--- WRITTEN EXERCISE ---
Below, find each line holding "كلامه" and state how many there are, using the number alone.

--- DATASET EXCERPTS ---
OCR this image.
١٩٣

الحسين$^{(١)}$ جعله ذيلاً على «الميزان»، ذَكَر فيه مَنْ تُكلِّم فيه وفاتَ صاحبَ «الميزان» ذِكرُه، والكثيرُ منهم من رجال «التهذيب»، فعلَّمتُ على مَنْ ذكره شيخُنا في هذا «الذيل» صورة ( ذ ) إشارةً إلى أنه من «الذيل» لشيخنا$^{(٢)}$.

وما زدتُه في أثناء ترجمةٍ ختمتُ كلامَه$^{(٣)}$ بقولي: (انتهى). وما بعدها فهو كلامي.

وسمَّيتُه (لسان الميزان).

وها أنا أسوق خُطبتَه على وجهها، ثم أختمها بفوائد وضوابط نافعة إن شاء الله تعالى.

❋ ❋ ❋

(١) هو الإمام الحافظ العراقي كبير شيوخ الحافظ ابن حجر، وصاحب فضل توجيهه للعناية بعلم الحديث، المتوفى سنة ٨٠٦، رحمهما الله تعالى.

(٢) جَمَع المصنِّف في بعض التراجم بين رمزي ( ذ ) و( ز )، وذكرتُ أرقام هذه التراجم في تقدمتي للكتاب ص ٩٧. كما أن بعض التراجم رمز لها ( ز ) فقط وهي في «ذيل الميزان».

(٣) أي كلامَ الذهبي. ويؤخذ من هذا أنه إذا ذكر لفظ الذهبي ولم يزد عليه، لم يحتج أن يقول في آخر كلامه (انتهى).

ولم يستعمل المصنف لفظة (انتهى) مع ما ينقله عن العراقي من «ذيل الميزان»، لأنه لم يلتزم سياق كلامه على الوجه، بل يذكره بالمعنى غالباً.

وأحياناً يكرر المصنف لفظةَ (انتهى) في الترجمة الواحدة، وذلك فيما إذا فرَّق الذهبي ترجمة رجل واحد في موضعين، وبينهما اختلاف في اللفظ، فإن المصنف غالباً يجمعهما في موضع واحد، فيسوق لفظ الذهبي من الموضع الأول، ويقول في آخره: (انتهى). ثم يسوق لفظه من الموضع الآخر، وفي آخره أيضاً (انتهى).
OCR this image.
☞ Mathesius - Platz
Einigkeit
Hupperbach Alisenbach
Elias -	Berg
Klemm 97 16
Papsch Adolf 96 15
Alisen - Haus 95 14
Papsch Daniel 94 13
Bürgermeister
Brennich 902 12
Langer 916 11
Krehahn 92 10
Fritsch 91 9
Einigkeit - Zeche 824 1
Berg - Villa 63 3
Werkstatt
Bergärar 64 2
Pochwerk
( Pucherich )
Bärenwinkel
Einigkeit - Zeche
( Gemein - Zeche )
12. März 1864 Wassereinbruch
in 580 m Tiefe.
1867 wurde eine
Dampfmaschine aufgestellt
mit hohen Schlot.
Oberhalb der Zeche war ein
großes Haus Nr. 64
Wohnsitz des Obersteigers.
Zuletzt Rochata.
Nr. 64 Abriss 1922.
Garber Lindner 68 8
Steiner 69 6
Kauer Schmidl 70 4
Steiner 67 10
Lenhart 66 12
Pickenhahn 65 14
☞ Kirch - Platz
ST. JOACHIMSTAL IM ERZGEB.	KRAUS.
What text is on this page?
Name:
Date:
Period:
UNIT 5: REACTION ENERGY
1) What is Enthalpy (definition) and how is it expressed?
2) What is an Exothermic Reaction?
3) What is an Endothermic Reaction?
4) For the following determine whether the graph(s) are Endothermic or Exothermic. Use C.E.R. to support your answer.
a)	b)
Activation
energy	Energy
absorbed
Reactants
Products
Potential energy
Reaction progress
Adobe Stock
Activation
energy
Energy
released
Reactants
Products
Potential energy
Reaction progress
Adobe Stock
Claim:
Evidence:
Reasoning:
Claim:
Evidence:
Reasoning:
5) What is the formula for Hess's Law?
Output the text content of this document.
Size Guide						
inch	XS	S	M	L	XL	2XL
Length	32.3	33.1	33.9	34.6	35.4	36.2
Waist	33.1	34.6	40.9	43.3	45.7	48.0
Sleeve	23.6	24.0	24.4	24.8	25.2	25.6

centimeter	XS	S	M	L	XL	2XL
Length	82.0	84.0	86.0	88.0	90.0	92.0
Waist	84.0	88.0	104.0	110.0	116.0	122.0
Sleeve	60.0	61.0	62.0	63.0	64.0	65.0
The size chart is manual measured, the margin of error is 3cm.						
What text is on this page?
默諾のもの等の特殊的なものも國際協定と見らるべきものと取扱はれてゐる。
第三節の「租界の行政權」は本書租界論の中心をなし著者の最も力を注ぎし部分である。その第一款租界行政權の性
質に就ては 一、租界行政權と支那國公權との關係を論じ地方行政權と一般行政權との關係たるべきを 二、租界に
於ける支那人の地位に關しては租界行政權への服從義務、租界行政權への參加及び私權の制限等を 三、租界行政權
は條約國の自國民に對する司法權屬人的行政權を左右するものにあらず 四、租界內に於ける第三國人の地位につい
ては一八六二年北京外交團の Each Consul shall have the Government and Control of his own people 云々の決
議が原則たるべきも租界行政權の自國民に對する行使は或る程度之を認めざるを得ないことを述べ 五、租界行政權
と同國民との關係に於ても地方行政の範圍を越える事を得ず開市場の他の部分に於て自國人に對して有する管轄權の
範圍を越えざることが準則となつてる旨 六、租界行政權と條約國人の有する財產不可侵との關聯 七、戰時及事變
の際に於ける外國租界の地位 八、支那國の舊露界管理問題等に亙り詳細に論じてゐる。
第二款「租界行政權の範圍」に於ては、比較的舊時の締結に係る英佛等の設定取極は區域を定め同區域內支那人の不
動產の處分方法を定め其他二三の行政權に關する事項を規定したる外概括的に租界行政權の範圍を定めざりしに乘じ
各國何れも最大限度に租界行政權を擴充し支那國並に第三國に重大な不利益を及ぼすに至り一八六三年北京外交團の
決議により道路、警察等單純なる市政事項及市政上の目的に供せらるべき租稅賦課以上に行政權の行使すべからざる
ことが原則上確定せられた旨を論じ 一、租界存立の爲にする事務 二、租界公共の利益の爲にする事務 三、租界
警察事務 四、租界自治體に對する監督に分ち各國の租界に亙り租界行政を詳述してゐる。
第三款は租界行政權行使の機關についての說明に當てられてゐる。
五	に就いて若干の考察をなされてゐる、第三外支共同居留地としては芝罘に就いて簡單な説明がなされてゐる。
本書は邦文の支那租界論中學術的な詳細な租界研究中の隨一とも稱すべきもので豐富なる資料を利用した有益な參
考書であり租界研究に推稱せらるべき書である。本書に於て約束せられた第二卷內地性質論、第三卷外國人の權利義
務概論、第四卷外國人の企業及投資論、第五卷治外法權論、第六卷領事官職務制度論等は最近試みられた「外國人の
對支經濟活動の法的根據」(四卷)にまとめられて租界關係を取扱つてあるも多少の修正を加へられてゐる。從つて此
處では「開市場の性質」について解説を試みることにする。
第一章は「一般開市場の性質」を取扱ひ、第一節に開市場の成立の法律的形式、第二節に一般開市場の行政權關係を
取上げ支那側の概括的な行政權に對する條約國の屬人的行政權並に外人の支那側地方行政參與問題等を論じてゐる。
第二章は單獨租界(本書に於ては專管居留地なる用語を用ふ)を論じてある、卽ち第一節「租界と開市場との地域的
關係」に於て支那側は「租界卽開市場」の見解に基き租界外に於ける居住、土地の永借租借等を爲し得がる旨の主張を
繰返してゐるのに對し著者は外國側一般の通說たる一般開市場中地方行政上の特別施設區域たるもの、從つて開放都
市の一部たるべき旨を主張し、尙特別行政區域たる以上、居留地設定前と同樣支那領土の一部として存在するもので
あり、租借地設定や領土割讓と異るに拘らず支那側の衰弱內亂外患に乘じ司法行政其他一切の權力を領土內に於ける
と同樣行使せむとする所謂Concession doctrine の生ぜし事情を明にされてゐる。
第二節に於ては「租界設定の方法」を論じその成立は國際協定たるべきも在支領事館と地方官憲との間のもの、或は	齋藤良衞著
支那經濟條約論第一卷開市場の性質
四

--- FINISHED TASK ---
2